• [Excerpted text]:
·····
On Tue, Dec 15, 2009 at 9:09 AM, Hauke Heibel wrote:

Indeed, a while ago I think we agreed that this optimized version should be enabled only if EIGEN_FAST_MATH==1 but it seems we never did that change. Let me also recall that -ffast-math => EIGEN_FAST_MATH.

So still OK to use the SSE intrinsic _mm_sqrt_p* by default and use the optimized version only when EIGEN_FAST_MATH==1 ?

gael

There is one thing where I didn't follow Intel's code: they use a

RCPSS instruction to compute 1/det approximately, then followed by a

Newton-Raphson iteration. This sacrifices up to 2 bits of precision in

the mantissa, which already is a bit nontrivial for us (4x4 matrix

inversion is a basic operation on which people will rely very

heavily).

Hi Benoit, I recognized that you wrote in your commit log "that elsewhere in Eigen we dont allow ourselves this approximation" (Newton-Raphson). I just recalled stumbling once over such an approximation hidden in Eigen. It is for the SSE computation of the inverse square root.

The approximation takes place overe here in Packet4f ei_psqrt(Packet4f _x) at the very bottom.

- Hauke
·····
• [Goal]:
Reproduce word for word the passage of the Eigen fast-math thread above, starting with "Newton-Raphson iteration. This" and going on through "inverse square root.".

• [Dataset rows]:
·····
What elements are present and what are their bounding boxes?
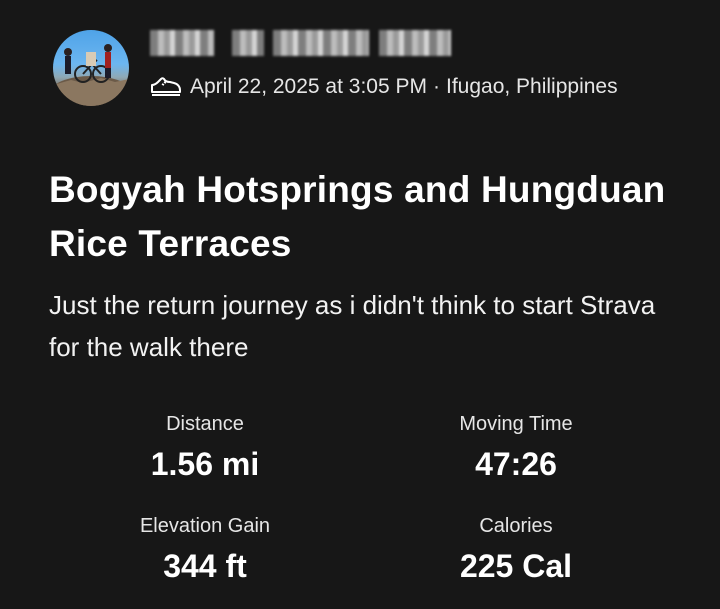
redacted-name-part xyxy=(273,30,369,56)
stat-label: Moving Time xyxy=(459,413,573,435)
redacted-name-part xyxy=(379,30,451,56)
meta-separator: · xyxy=(432,75,440,98)
shoe-icon xyxy=(150,76,182,98)
stat-value: 225 Cal xyxy=(459,548,573,584)
avatar-photo xyxy=(53,44,129,106)
stat-value: 344 ft xyxy=(163,548,247,584)
stat-label: Distance xyxy=(166,413,244,435)
activity-header: April 22, 2025 at 3:05 PM · Ifugao, Phil… xyxy=(53,30,693,106)
stat-label: Elevation Gain xyxy=(139,515,271,537)
activity-location: Ifugao, Philippines xyxy=(445,75,618,98)
activity-date: April 22, 2025 at 3:05 PM xyxy=(190,75,427,98)
stat-value: 1.56 mi xyxy=(150,446,260,482)
activity-title[interactable]: Bogyah Hotsprings and Hungduan Rice Terr… xyxy=(49,163,689,271)
stat-elevation-gain: Elevation Gain 344 ft xyxy=(85,514,325,584)
activity-description: Just the return journey as i didn't thin… xyxy=(49,290,656,362)
redacted-name-part xyxy=(150,30,214,56)
stat-label: Calories xyxy=(479,515,553,537)
stat-distance: Distance 1.56 mi xyxy=(85,412,325,482)
stat-value: 47:26 xyxy=(475,446,557,482)
avatar[interactable] xyxy=(53,30,129,106)
activity-meta: April 22, 2025 at 3:05 PM · Ifugao, Phil… xyxy=(150,74,618,100)
redacted-name-part xyxy=(232,30,264,56)
stat-calories: Calories 225 Cal xyxy=(396,514,636,584)
stat-moving-time: Moving Time 47:26 xyxy=(396,412,636,482)
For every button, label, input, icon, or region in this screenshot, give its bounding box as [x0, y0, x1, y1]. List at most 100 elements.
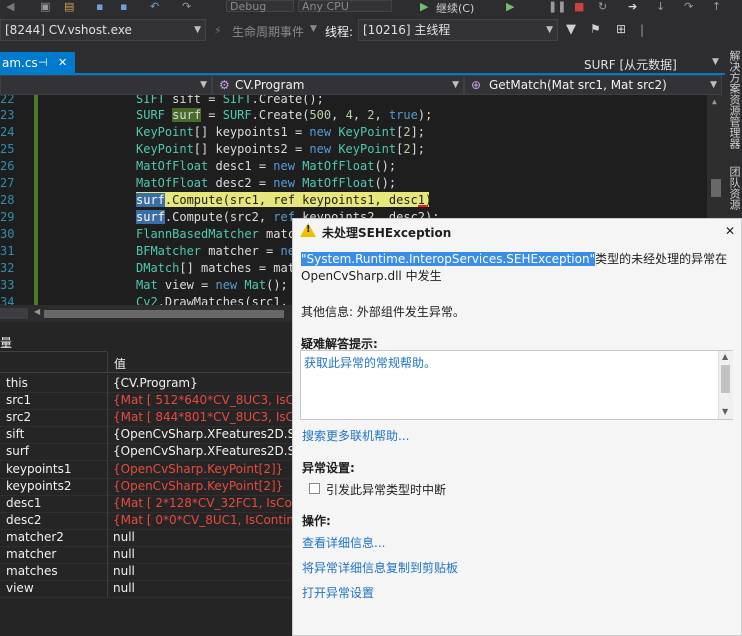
method-combo[interactable]: ⊕ GetMatch(Mat src1, Mat src2) ▼ — [464, 75, 722, 95]
code-line-30: FlannBasedMatcher matc — [136, 227, 295, 241]
code-line-34: Cv2.DrawMatches(src1, — [136, 295, 288, 305]
step-icon[interactable]: ▶ — [506, 0, 514, 14]
locals-row[interactable]: matcher null — [0, 546, 292, 564]
new-project-icon[interactable]: ▣ — [40, 0, 50, 14]
locals-row[interactable]: keypoints1 {OpenCvSharp.KeyPoint[2]} — [0, 460, 292, 479]
pin-icon[interactable]: ⊣ — [38, 52, 48, 74]
open-file-icon[interactable]: ▤ — [64, 0, 74, 14]
general-help-link[interactable]: 获取此异常的常规帮助。 — [304, 354, 436, 371]
locals-row[interactable]: this {CV.Program} — [0, 375, 292, 393]
thread-combo-label: [10216] 主线程 — [363, 23, 451, 37]
thread-filter-icon[interactable]: ⊞ — [616, 22, 626, 36]
continue-icon[interactable]: ▶ — [420, 0, 428, 14]
step-over-icon[interactable]: ↷ — [684, 0, 693, 14]
search-online-help-link[interactable]: 搜索更多联机帮助... — [302, 427, 409, 444]
line-number: 27 — [0, 176, 15, 190]
column-divider — [107, 563, 108, 581]
locals-panel: 量 值 this {CV.Program} src1 {Mat [ 512*640*C… — [0, 322, 293, 636]
locals-value-header[interactable]: 值 — [107, 352, 292, 372]
locals-row[interactable]: matcher2 null — [0, 528, 292, 547]
show-next-statement-icon[interactable]: ➔ — [628, 0, 637, 14]
actions-heading: 操作: — [302, 514, 331, 528]
back-icon[interactable]: ◀ — [6, 0, 14, 14]
save-icon[interactable]: ▪ — [96, 0, 103, 14]
debug-location-toolbar: [8244] CV.vshost.exe ▼ ⚡ 生命周期事件 ▼ 线程: [1… — [0, 16, 742, 44]
locals-row[interactable]: view null — [0, 580, 292, 599]
local-name: src1 — [6, 393, 32, 408]
scrollbar-thumb[interactable] — [711, 179, 721, 197]
line-number: 29 — [0, 210, 15, 224]
local-name: surf — [6, 444, 30, 459]
locals-row[interactable]: matches null — [0, 563, 292, 582]
tips-scrollbar-thumb[interactable] — [721, 365, 730, 393]
tab-overflow-chevron-icon[interactable]: ▼ — [712, 57, 719, 67]
tips-scrollbar[interactable]: ▲ ▼ — [718, 351, 733, 419]
copy-details-link[interactable]: 将异常详细信息复制到剪贴板 — [302, 559, 458, 576]
local-name: matcher — [6, 547, 57, 561]
locals-row[interactable]: src1 {Mat [ 512*640*CV_8UC3, IsContin — [0, 392, 293, 411]
troubleshoot-tips-box[interactable]: 获取此异常的常规帮助。 ▲ ▼ — [300, 350, 733, 420]
scroll-down-icon[interactable]: ▼ — [722, 407, 728, 416]
process-combo[interactable]: [8244] CV.vshost.exe ▼ — [0, 19, 206, 41]
class-combo[interactable]: ⚙ CV.Program ▼ — [212, 75, 464, 95]
flag-icon[interactable]: ⚑ — [590, 22, 601, 36]
changes-margin — [34, 95, 38, 305]
pause-icon[interactable]: ❚❚ — [548, 0, 566, 14]
thread-combo[interactable]: [10216] 主线程 ▼ — [358, 19, 558, 41]
method-combo-label: GetMatch(Mat src1, Mat src2) — [489, 78, 667, 92]
restart-icon[interactable]: ↻ — [598, 0, 607, 14]
local-name: desc2 — [6, 512, 42, 527]
filter-icon[interactable]: ▼ — [566, 22, 576, 37]
document-tab-bar: am.cs ⊣ ✕ SURF [从元数据] ▼ — [0, 44, 725, 74]
undo-icon[interactable]: ↶ — [150, 0, 159, 14]
thread-label: 线程: — [325, 25, 354, 39]
local-value: {OpenCvSharp.XFeatures2D.SURF} — [113, 444, 293, 459]
local-name: matches — [6, 564, 58, 579]
save-all-icon[interactable]: ▪ — [120, 0, 127, 14]
hscroll-thumb[interactable] — [44, 310, 284, 318]
stop-icon[interactable]: ■ — [574, 0, 584, 14]
local-name: this — [6, 376, 28, 390]
stack-frame-combo[interactable]: SURF [从元数据] — [584, 56, 677, 73]
continue-button[interactable]: 继续(C) — [436, 0, 474, 15]
column-divider — [107, 409, 108, 427]
locals-row[interactable]: desc1 {Mat [ 2*128*CV_32FC1, IsContinu — [0, 494, 293, 513]
configuration-dropdown[interactable]: Debug — [226, 0, 294, 12]
step-into-icon[interactable]: ↓ — [656, 0, 665, 14]
scroll-up-icon[interactable]: ▲ — [712, 97, 717, 106]
locals-row[interactable]: sift {OpenCvSharp.XFeatures2D.SIFT} — [0, 426, 293, 445]
main-toolbar: ◀ ▣ ▤ ▪ ▪ ↶ ↷ Debug Any CPU ▶ 继续(C) ▶ ❚❚… — [0, 0, 742, 16]
close-icon[interactable]: ✕ — [58, 52, 67, 74]
break-on-exception-label[interactable]: 引发此异常类型时中断 — [326, 481, 446, 498]
class-combo-label: CV.Program — [235, 78, 305, 92]
lifecycle-chevron-icon: ▼ — [310, 24, 317, 34]
step-out-icon[interactable]: ↑ — [712, 0, 721, 14]
zoom-box[interactable] — [0, 308, 28, 319]
locals-name-header[interactable]: 量 — [0, 332, 107, 352]
close-icon[interactable]: ✕ — [725, 224, 735, 238]
project-combo[interactable]: ▼ — [0, 75, 212, 95]
local-name: src2 — [6, 410, 32, 425]
line-number: 30 — [0, 227, 15, 241]
tab-label: am.cs — [2, 56, 38, 70]
lifecycle-events-dropdown[interactable]: 生命周期事件 — [232, 23, 304, 40]
locals-row[interactable]: src2 {Mat [ 844*801*CV_8UC3, IsContin — [0, 409, 293, 428]
redo-icon[interactable]: ↷ — [182, 0, 191, 14]
lifecycle-events-icon[interactable]: ⚡ — [214, 24, 222, 37]
warning-glyph: ! — [306, 224, 311, 235]
scroll-up-icon[interactable]: ▲ — [722, 352, 728, 361]
scroll-left-icon[interactable]: ◀ — [34, 307, 40, 316]
view-details-link[interactable]: 查看详细信息... — [302, 534, 385, 551]
tab-program-cs[interactable]: am.cs ⊣ ✕ — [0, 52, 75, 74]
platform-dropdown[interactable]: Any CPU — [298, 0, 392, 12]
locals-row[interactable]: desc2 {Mat [ 0*0*CV_8UC1, IsContinuous — [0, 511, 293, 530]
solution-explorer-tab[interactable]: 解决方案资源管理器 — [726, 50, 741, 149]
team-explorer-tab[interactable]: 团队资源 — [726, 166, 741, 210]
open-exception-settings-link[interactable]: 打开异常设置 — [302, 584, 374, 601]
locals-row[interactable]: surf {OpenCvSharp.XFeatures2D.SURF} — [0, 443, 293, 462]
exception-dialog: ! 未处理SEHException ✕ "System.Runtime.Inte… — [292, 218, 742, 636]
code-line-22: SIFT sift = SIFT.Create(); — [136, 95, 324, 106]
break-on-exception-checkbox[interactable] — [309, 483, 320, 494]
local-value: {Mat [ 844*801*CV_8UC3, IsContin — [113, 410, 293, 425]
locals-row[interactable]: keypoints2 {OpenCvSharp.KeyPoint[2]} — [0, 477, 292, 496]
·····
• [Full answer]:
Newton-Raphson iteration. This sacrifices up to 2 bits of precision in

the mantissa, which already is a bit nontrivial for us (4x4 matrix

inversion is a basic operation on which people will rely very

heavily).

Hi Benoit, I recognized that you wrote in your commit log "that elsewhere in Eigen we dont allow ourselves this approximation" (Newton-Raphson). I just recalled stumbling once over such an approximation hidden in Eigen. It is for the SSE computation of the inverse square root.